EXTRACTED DATA >>
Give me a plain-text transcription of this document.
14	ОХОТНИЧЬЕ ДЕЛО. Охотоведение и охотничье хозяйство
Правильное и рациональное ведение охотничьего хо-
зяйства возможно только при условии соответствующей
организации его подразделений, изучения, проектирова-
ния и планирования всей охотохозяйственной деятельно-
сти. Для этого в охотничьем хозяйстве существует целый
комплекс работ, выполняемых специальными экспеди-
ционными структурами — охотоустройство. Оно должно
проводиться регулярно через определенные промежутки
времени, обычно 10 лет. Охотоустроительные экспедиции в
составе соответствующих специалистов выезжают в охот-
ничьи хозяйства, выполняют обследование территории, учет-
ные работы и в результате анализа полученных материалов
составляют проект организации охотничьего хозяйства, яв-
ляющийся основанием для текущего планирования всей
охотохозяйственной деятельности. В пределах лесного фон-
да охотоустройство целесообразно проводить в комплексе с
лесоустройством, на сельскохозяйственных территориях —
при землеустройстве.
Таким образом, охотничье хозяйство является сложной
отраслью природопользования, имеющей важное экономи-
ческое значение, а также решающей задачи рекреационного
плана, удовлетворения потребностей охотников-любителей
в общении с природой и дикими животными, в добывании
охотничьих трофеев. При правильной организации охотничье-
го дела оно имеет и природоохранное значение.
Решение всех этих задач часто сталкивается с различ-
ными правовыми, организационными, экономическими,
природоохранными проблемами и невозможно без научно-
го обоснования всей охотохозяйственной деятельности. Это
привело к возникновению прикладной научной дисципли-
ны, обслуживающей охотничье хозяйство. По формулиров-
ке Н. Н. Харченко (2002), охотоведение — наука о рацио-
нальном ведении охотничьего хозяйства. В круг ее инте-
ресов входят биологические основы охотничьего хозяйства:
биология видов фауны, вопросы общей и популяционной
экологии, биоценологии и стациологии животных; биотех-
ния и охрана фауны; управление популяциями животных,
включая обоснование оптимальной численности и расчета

WHAT YOU SHOULD DO >> Give the number of lines in the records that contain the string "охотничьего", with no other output.

WORKED SOLUTION >> 4